◆ **What you have to do**
Every record should be written out exactly, with the pictures left out.

(Stored items from a collection)
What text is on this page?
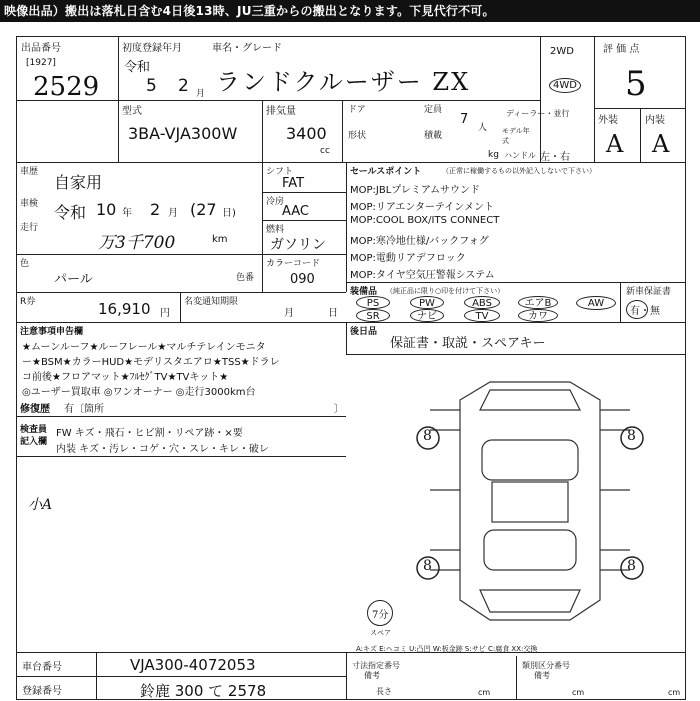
映像出品）搬出は落札日含む4日後13時、JU三重からの搬出となります。下見代行不可。
出品番号
[1927]
2529
初度登録年月
令和
5 2 月
車名・グレード
ランドクルーザー ZX
2WD
4WD
評 価 点
5
外装	内装
A A
型式
3BA-VJA300W
排気量
3400
cc
ドア
形状
定員
7
人
積載
kg
ディーラー・並行
モデル年式
ハンドル 左・右
車歴
自家用
車検 令和 10 年 2 月 (27 日)
走行
万3千700	km
シフト
FAT
冷房
AAC
燃料
ガソリン
色
パール	色番
カラーコード
090
セールスポイント	（正常に稼働するもの以外記入しないで下さい）
MOP:JBLプレミアムサウンド
MOP:リアエンターテインメント
MOP:COOL BOX/ITS CONNECT
MOP:寒冷地仕様/バックフォグ
MOP:電動リアデフロック
MOP:タイヤ空気圧警報システム
装備品 （純正品に限り○印を付けて下さい）
PS	PW	ABS	エアB	AW
SR	ナビ	TV	カワ
新車保証書
有・無
R券	16,910 円
名変通知期限
月	日
注意事項申告欄
★ムーンルーフ★ルーフレール★マルチテレインモニタ
ー★BSM★カラーHUD★モデリスタエアロ★TSS★ドラレ
コ前後★フロアマット★ﾌﾙｾｸﾞTV★TVキット★
◎ユーザー買取車 ◎ワンオーナー ◎走行3000km台
修復歴 有〔箇所	〕
後日品
保証書・取説・スペアキー
検査員
記入欄
FW キズ・飛石・ヒビ割・リペア跡・×要
内装 キズ・汚レ・コゲ・穴・スレ・キレ・破レ
小A
8	8
8	8
7分
スペア
A:キズ E:ヘコミ U:凸凹 W:板金跡 S:サビ C:腐食 XX:交換
車台番号	VJA300-4072053
登録番号	鈴鹿 300 て 2578
寸法指定番号
備考
長さ	cm
類別区分番号
備考
cm	cm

◆ **Answer to the exercise**
What text is on this page?
映像出品）搬出は落札日含む4日後13時、JU三重からの搬出となります。下見代行不可。
出品番号
[1927]
2529
初度登録年月
令和
5 2 月
車名・グレード
ランドクルーザー ZX
2WD
4WD
評 価 点
5
外装	内装
A A
型式
3BA-VJA300W
排気量
3400
cc
ドア
形状
定員
7
人
積載
kg
ディーラー・並行
モデル年式
ハンドル 左・右
車歴
自家用
車検 令和 10 年 2 月 (27 日)
走行
万3千700	km
シフト
FAT
冷房
AAC
燃料
ガソリン
色
パール	色番
カラーコード
090
セールスポイント	（正常に稼働するもの以外記入しないで下さい）
MOP:JBLプレミアムサウンド
MOP:リアエンターテインメント
MOP:COOL BOX/ITS CONNECT
MOP:寒冷地仕様/バックフォグ
MOP:電動リアデフロック
MOP:タイヤ空気圧警報システム
装備品 （純正品に限り○印を付けて下さい）
PS	PW	ABS	エアB	AW
SR	ナビ	TV	カワ
新車保証書
有・無
R券	16,910 円
名変通知期限
月	日
注意事項申告欄
★ムーンルーフ★ルーフレール★マルチテレインモニタ
ー★BSM★カラーHUD★モデリスタエアロ★TSS★ドラレ
コ前後★フロアマット★ﾌﾙｾｸﾞTV★TVキット★
◎ユーザー買取車 ◎ワンオーナー ◎走行3000km台
修復歴 有〔箇所	〕
後日品
保証書・取説・スペアキー
検査員
記入欄
FW キズ・飛石・ヒビ割・リペア跡・×要
内装 キズ・汚レ・コゲ・穴・スレ・キレ・破レ
小A
8	8
8	8
7分
スペア
A:キズ E:ヘコミ U:凸凹 W:板金跡 S:サビ C:腐食 XX:交換
車台番号	VJA300-4072053
登録番号	鈴鹿 300 て 2578
寸法指定番号
備考
長さ	cm
類別区分番号
備考
cm	cm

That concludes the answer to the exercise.